To do:
Count the lines in the data below where the string "ἑκατέρων" occurs, please, and give the number alone.

[Data records]
------------------------------------------------------------------------
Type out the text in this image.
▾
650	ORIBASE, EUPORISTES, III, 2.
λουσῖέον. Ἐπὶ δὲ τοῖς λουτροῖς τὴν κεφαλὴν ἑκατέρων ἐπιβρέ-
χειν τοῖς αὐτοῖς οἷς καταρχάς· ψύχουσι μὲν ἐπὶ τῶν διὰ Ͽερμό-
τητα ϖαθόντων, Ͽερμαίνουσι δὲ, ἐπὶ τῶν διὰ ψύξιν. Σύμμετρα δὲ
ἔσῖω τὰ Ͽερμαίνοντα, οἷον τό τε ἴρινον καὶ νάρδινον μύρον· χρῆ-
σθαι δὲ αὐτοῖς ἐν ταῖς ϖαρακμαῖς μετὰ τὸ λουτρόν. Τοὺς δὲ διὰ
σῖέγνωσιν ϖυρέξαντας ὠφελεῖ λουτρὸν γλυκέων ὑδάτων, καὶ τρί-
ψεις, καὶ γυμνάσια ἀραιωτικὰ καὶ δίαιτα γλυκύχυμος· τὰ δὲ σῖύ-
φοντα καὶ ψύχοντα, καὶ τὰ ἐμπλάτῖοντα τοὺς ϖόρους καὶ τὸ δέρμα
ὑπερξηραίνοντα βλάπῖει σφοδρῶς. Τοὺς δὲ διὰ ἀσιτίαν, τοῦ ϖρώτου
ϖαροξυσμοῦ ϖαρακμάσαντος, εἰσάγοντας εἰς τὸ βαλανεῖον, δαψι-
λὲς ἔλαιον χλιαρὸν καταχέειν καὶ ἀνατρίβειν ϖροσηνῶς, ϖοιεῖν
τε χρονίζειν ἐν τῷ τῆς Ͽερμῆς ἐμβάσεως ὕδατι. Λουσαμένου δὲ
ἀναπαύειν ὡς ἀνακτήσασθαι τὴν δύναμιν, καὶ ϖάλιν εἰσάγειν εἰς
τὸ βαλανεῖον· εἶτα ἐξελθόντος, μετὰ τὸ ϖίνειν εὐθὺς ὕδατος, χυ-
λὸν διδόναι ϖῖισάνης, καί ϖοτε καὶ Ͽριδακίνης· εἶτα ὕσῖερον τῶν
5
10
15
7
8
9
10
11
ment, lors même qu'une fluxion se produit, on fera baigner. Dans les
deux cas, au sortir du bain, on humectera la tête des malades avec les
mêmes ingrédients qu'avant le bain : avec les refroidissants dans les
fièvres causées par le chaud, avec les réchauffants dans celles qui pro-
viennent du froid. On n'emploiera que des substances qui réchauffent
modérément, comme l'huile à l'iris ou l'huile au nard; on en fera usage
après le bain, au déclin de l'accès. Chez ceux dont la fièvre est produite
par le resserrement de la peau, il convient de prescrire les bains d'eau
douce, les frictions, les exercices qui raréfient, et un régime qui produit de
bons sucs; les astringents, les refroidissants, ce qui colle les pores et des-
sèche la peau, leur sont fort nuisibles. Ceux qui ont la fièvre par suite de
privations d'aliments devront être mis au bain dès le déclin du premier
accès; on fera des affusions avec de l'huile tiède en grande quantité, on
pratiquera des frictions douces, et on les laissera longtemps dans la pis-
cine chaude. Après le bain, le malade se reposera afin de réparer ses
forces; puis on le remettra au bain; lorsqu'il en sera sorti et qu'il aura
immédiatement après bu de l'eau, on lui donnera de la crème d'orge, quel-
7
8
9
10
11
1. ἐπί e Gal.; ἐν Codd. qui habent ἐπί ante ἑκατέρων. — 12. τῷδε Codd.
------------------------------------------------------------------------
Answer in full:
2